- [Data]:

************

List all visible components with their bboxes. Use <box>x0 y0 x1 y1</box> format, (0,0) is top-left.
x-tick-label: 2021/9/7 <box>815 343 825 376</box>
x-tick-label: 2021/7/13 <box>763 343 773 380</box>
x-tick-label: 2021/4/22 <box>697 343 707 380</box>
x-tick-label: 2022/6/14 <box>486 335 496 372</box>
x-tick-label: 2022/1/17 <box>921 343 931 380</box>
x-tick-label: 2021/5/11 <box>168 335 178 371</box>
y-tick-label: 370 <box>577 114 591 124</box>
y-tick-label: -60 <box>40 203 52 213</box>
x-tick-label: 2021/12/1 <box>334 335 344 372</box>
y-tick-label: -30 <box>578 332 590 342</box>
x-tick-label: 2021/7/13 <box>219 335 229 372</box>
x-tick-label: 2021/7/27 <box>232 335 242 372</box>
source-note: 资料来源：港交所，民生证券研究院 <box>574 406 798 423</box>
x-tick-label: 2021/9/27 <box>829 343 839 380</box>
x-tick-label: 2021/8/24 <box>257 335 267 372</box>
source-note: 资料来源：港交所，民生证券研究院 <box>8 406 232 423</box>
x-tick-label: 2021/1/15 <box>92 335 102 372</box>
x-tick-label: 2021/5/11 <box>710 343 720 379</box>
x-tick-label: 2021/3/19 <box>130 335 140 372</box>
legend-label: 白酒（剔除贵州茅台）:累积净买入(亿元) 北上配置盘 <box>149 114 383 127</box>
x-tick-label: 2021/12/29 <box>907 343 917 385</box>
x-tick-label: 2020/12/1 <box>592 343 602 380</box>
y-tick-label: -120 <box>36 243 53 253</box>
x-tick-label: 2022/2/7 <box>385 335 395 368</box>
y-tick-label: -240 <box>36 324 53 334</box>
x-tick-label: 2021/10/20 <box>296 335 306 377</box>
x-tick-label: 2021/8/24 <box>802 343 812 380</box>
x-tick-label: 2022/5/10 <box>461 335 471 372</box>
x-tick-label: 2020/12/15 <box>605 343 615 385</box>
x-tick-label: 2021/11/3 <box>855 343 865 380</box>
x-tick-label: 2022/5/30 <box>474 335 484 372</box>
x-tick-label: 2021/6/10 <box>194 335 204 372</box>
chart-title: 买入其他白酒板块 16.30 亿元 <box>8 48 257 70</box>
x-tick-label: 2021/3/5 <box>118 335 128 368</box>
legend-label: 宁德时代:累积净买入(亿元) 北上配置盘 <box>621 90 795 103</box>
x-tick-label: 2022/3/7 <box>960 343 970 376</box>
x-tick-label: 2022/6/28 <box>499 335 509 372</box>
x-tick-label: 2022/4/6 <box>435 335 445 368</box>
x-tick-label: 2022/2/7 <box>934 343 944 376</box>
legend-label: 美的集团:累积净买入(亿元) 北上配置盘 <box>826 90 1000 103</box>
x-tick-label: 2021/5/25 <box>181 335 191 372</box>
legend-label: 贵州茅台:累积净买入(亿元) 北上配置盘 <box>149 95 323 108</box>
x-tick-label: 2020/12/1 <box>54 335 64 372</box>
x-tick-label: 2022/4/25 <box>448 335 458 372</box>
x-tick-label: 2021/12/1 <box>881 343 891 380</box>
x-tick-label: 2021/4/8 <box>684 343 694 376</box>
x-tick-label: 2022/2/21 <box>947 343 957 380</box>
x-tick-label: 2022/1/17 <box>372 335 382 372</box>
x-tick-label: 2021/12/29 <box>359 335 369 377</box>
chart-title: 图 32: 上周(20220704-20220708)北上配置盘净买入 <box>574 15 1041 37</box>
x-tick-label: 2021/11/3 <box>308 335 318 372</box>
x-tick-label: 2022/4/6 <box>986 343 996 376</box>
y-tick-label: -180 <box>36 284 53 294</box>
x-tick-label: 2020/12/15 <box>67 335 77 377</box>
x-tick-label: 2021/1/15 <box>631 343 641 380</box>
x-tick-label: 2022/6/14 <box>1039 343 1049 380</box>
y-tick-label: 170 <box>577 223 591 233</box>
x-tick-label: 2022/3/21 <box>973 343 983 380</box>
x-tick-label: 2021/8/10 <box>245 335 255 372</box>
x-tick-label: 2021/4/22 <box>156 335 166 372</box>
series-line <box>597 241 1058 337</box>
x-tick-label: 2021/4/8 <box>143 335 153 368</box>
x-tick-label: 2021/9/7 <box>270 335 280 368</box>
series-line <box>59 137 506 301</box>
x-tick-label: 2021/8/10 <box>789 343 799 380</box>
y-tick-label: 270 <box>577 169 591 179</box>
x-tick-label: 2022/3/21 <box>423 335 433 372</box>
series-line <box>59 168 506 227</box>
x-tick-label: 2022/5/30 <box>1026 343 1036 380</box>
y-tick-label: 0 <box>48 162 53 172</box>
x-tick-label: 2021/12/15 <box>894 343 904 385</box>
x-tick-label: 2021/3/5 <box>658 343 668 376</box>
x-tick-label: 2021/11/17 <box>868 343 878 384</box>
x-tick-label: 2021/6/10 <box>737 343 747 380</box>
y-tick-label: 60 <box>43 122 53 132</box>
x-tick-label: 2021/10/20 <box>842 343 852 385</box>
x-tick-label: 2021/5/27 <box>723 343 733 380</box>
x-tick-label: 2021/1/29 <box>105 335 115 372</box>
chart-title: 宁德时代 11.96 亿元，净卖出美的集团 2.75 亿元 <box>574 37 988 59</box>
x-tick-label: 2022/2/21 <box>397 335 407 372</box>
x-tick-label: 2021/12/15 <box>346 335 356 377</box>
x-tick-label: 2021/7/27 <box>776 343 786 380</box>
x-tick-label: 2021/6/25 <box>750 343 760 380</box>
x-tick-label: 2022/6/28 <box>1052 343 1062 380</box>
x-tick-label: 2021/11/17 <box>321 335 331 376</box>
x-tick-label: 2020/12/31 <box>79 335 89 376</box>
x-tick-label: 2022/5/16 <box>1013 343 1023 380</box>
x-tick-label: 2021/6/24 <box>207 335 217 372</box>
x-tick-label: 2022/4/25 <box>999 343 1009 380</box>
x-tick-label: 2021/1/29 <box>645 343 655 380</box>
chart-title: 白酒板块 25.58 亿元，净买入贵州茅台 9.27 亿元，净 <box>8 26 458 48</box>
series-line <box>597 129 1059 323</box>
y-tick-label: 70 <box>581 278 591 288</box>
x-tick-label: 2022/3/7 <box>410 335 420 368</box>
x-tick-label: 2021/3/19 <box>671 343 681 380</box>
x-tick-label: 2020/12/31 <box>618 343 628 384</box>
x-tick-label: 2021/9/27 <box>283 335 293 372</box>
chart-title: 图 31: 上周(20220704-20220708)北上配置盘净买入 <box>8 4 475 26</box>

************

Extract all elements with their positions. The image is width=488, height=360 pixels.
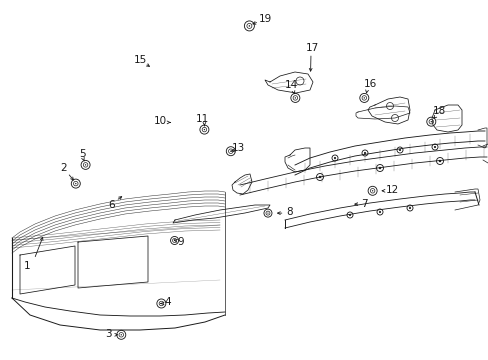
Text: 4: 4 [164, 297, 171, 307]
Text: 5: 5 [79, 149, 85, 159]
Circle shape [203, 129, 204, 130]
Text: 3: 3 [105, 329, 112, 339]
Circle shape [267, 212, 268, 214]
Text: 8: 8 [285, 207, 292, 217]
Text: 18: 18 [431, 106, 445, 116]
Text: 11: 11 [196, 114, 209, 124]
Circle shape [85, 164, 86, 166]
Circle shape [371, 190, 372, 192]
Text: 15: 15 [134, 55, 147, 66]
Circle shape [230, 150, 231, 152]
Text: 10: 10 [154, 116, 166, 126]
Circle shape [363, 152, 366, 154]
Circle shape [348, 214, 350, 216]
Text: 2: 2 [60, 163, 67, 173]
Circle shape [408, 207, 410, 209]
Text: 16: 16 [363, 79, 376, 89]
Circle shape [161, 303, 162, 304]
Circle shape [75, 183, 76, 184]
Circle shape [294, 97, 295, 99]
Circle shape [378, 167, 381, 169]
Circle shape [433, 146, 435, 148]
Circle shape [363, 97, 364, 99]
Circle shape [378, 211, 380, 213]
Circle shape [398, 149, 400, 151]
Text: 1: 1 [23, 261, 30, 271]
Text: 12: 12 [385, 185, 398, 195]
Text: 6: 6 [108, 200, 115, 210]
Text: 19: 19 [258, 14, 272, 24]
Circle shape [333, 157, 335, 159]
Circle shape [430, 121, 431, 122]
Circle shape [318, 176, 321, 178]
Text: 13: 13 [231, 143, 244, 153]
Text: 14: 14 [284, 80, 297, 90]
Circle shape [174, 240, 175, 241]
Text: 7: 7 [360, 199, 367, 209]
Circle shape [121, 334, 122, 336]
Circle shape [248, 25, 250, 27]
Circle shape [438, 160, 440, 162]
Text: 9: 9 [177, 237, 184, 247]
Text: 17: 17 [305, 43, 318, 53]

************

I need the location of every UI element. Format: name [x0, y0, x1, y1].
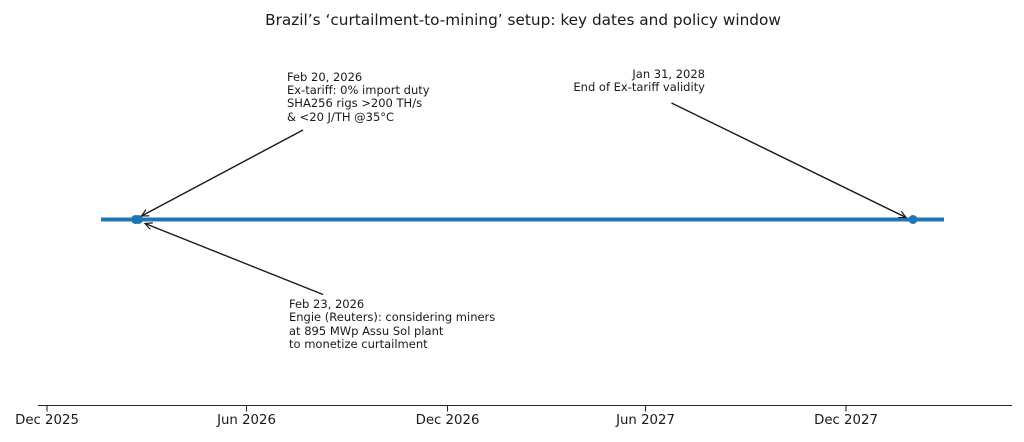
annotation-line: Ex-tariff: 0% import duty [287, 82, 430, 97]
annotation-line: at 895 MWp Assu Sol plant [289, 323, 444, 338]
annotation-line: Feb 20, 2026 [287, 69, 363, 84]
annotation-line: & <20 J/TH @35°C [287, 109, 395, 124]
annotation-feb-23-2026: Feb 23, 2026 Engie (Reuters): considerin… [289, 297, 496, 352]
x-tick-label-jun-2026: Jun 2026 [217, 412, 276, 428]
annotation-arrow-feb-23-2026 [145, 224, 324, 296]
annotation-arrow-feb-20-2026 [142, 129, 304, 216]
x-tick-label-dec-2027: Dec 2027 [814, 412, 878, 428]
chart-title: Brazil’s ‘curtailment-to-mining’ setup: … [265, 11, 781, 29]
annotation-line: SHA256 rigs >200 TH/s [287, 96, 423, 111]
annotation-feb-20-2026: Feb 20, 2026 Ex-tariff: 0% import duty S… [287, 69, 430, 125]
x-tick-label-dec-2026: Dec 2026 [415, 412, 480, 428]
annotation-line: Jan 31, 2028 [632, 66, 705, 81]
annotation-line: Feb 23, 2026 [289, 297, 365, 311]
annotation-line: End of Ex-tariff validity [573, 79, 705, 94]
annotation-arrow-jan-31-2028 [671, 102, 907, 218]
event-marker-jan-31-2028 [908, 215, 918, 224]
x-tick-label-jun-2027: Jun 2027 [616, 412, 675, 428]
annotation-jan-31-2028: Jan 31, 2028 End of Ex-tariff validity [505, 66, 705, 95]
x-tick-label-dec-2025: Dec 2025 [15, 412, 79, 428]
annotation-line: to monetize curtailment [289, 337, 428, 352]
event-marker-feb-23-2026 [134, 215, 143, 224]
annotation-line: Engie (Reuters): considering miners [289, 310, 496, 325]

************

- [What you are asked to do]: Please replace "import duty" with "import tariff" in the records, beginning at the line that contains "annotation-line: Ex-tariff: 0%" and stopping after the line that contains "annotation-line: Feb 23, 2026". Return only those lines, with everything else left unchanged.

- [Response to this exercise]:
annotation-line: Ex-tariff: 0% import tariff [287, 82, 430, 97]
annotation-line: at 895 MWp Assu Sol plant [289, 323, 444, 338]
annotation-line: Feb 20, 2026 [287, 69, 363, 84]
annotation-line: & <20 J/TH @35°C [287, 109, 395, 124]
annotation-feb-23-2026: Feb 23, 2026 Engie (Reuters): considerin… [289, 297, 496, 352]
x-tick-label-jun-2026: Jun 2026 [217, 412, 276, 428]
annotation-arrow-feb-23-2026 [145, 224, 324, 296]
annotation-arrow-feb-20-2026 [142, 129, 304, 216]
x-tick-label-dec-2027: Dec 2027 [814, 412, 878, 428]
chart-title: Brazil’s ‘curtailment-to-mining’ setup: … [265, 11, 781, 29]
annotation-line: SHA256 rigs >200 TH/s [287, 96, 423, 111]
annotation-feb-20-2026: Feb 20, 2026 Ex-tariff: 0% import tariff S… [287, 69, 430, 125]
x-tick-label-dec-2026: Dec 2026 [415, 412, 480, 428]
annotation-line: Jan 31, 2028 [632, 66, 705, 81]
annotation-line: Feb 23, 2026 [289, 297, 365, 311]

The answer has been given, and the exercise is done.